- **GOAL**:
Your task is to repeat the entries word for word while leaving out the pictures.

- **DATA RECORDS**:

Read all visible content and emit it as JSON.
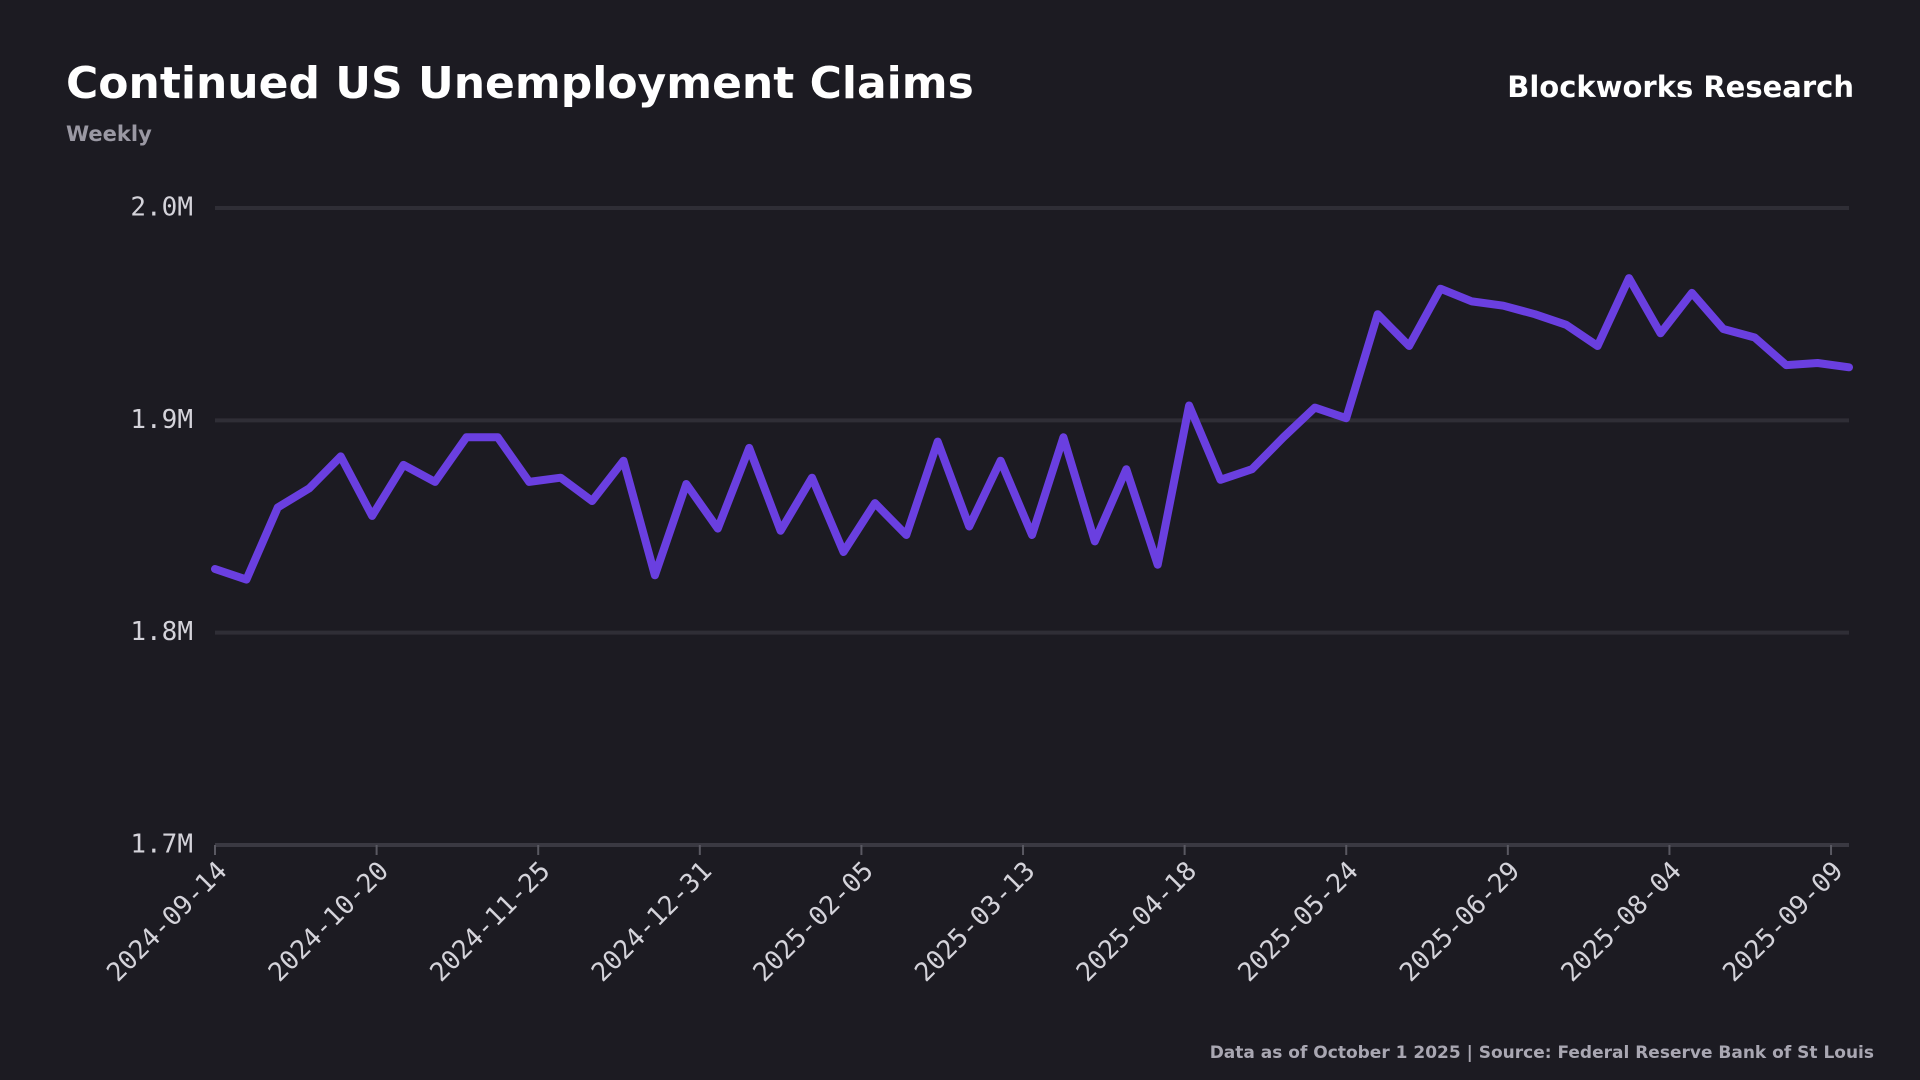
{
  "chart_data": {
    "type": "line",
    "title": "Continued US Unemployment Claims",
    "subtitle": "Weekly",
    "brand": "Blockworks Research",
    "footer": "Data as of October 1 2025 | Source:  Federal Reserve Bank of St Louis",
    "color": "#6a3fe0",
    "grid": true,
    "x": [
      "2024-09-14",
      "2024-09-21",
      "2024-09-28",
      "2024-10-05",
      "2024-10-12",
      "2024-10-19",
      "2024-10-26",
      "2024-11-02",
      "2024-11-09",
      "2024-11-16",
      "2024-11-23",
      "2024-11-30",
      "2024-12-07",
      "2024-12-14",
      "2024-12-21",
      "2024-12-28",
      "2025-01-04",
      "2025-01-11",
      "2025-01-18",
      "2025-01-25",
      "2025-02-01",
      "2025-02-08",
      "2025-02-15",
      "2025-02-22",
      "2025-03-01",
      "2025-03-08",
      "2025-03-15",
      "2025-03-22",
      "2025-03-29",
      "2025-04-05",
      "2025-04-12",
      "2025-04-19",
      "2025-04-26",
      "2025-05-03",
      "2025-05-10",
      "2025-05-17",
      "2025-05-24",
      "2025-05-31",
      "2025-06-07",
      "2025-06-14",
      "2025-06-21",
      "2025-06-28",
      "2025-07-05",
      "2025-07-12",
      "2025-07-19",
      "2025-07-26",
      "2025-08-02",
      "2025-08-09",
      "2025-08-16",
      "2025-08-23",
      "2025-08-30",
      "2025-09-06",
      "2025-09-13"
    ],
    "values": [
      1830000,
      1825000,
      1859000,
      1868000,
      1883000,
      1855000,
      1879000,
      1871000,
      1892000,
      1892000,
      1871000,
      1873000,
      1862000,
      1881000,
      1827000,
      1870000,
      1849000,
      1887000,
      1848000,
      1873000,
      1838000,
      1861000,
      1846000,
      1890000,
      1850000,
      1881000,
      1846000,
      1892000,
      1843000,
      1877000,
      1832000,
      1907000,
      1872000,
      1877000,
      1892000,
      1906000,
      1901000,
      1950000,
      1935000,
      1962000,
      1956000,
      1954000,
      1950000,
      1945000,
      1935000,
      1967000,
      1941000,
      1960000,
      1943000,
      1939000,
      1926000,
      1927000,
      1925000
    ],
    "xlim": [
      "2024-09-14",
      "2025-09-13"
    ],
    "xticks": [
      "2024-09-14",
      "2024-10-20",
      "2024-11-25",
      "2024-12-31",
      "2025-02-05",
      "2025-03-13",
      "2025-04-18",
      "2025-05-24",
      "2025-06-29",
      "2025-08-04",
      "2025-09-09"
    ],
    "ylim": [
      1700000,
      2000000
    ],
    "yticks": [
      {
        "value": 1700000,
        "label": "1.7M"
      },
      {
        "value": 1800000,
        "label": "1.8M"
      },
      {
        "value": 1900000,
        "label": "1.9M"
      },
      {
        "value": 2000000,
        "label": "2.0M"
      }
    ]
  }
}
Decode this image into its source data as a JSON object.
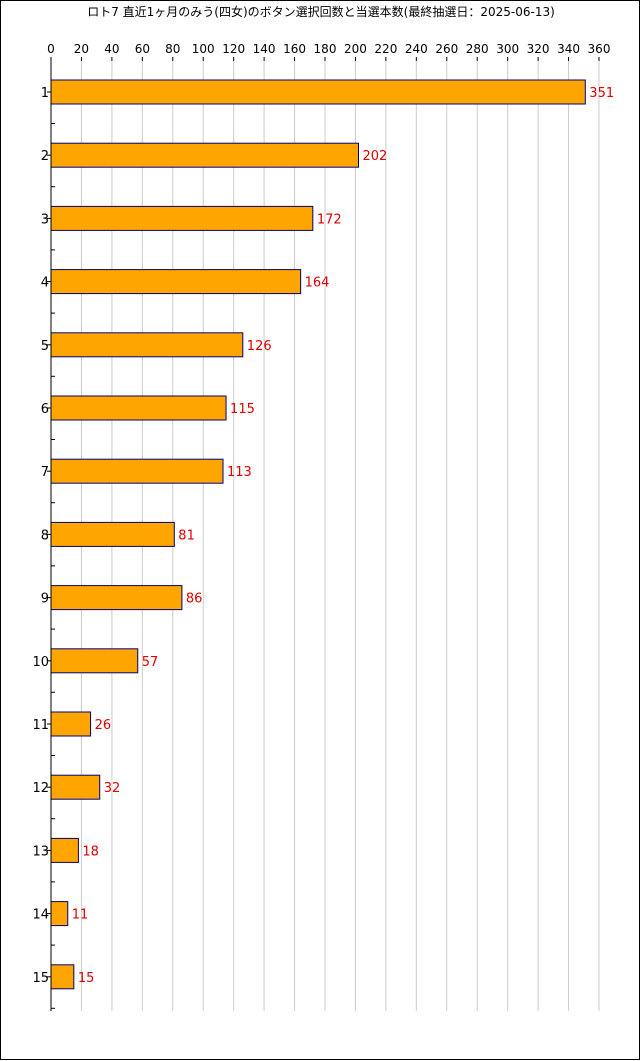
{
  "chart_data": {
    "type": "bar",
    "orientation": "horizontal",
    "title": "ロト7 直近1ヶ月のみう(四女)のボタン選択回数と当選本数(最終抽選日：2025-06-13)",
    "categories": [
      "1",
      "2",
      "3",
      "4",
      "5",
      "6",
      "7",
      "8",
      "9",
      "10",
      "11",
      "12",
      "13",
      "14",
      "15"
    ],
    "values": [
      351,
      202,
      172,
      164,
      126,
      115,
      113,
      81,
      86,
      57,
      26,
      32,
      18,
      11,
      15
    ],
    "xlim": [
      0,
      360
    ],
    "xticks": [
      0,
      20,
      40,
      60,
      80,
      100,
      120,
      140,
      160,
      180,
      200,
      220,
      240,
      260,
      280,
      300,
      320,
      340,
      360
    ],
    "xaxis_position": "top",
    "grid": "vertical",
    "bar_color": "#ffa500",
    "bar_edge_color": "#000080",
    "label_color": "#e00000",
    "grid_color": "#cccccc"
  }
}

- **ANSWER TO THIS TASK**:
Read all visible content and emit it as JSON.
{
  "chart_data": {
    "type": "line",
    "title": "Continued US Unemployment Claims",
    "subtitle": "Weekly",
    "brand": "Blockworks Research",
    "footer": "Data as of October 1 2025 | Source:  Federal Reserve Bank of St Louis",
    "color": "#6a3fe0",
    "grid": true,
    "x": [
      "2024-09-14",
      "2024-09-21",
      "2024-09-28",
      "2024-10-05",
      "2024-10-12",
      "2024-10-19",
      "2024-10-26",
      "2024-11-02",
      "2024-11-09",
      "2024-11-16",
      "2024-11-23",
      "2024-11-30",
      "2024-12-07",
      "2024-12-14",
      "2024-12-21",
      "2024-12-28",
      "2025-01-04",
      "2025-01-11",
      "2025-01-18",
      "2025-01-25",
      "2025-02-01",
      "2025-02-08",
      "2025-02-15",
      "2025-02-22",
      "2025-03-01",
      "2025-03-08",
      "2025-03-15",
      "2025-03-22",
      "2025-03-29",
      "2025-04-05",
      "2025-04-12",
      "2025-04-19",
      "2025-04-26",
      "2025-05-03",
      "2025-05-10",
      "2025-05-17",
      "2025-05-24",
      "2025-05-31",
      "2025-06-07",
      "2025-06-14",
      "2025-06-21",
      "2025-06-28",
      "2025-07-05",
      "2025-07-12",
      "2025-07-19",
      "2025-07-26",
      "2025-08-02",
      "2025-08-09",
      "2025-08-16",
      "2025-08-23",
      "2025-08-30",
      "2025-09-06",
      "2025-09-13"
    ],
    "values": [
      1830000,
      1825000,
      1859000,
      1868000,
      1883000,
      1855000,
      1879000,
      1871000,
      1892000,
      1892000,
      1871000,
      1873000,
      1862000,
      1881000,
      1827000,
      1870000,
      1849000,
      1887000,
      1848000,
      1873000,
      1838000,
      1861000,
      1846000,
      1890000,
      1850000,
      1881000,
      1846000,
      1892000,
      1843000,
      1877000,
      1832000,
      1907000,
      1872000,
      1877000,
      1892000,
      1906000,
      1901000,
      1950000,
      1935000,
      1962000,
      1956000,
      1954000,
      1950000,
      1945000,
      1935000,
      1967000,
      1941000,
      1960000,
      1943000,
      1939000,
      1926000,
      1927000,
      1925000
    ],
    "xlim": [
      "2024-09-14",
      "2025-09-13"
    ],
    "xticks": [
      "2024-09-14",
      "2024-10-20",
      "2024-11-25",
      "2024-12-31",
      "2025-02-05",
      "2025-03-13",
      "2025-04-18",
      "2025-05-24",
      "2025-06-29",
      "2025-08-04",
      "2025-09-09"
    ],
    "ylim": [
      1700000,
      2000000
    ],
    "yticks": [
      {
        "value": 1700000,
        "label": "1.7M"
      },
      {
        "value": 1800000,
        "label": "1.8M"
      },
      {
        "value": 1900000,
        "label": "1.9M"
      },
      {
        "value": 2000000,
        "label": "2.0M"
      }
    ]
  }
}
Decode this image into its source data as a JSON object.
{
  "chart_data": {
    "type": "bar",
    "orientation": "horizontal",
    "title": "ロト7 直近1ヶ月のみう(四女)のボタン選択回数と当選本数(最終抽選日：2025-06-13)",
    "categories": [
      "1",
      "2",
      "3",
      "4",
      "5",
      "6",
      "7",
      "8",
      "9",
      "10",
      "11",
      "12",
      "13",
      "14",
      "15"
    ],
    "values": [
      351,
      202,
      172,
      164,
      126,
      115,
      113,
      81,
      86,
      57,
      26,
      32,
      18,
      11,
      15
    ],
    "xlim": [
      0,
      360
    ],
    "xticks": [
      0,
      20,
      40,
      60,
      80,
      100,
      120,
      140,
      160,
      180,
      200,
      220,
      240,
      260,
      280,
      300,
      320,
      340,
      360
    ],
    "xaxis_position": "top",
    "grid": "vertical",
    "bar_color": "#ffa500",
    "bar_edge_color": "#000080",
    "label_color": "#e00000",
    "grid_color": "#cccccc"
  }
}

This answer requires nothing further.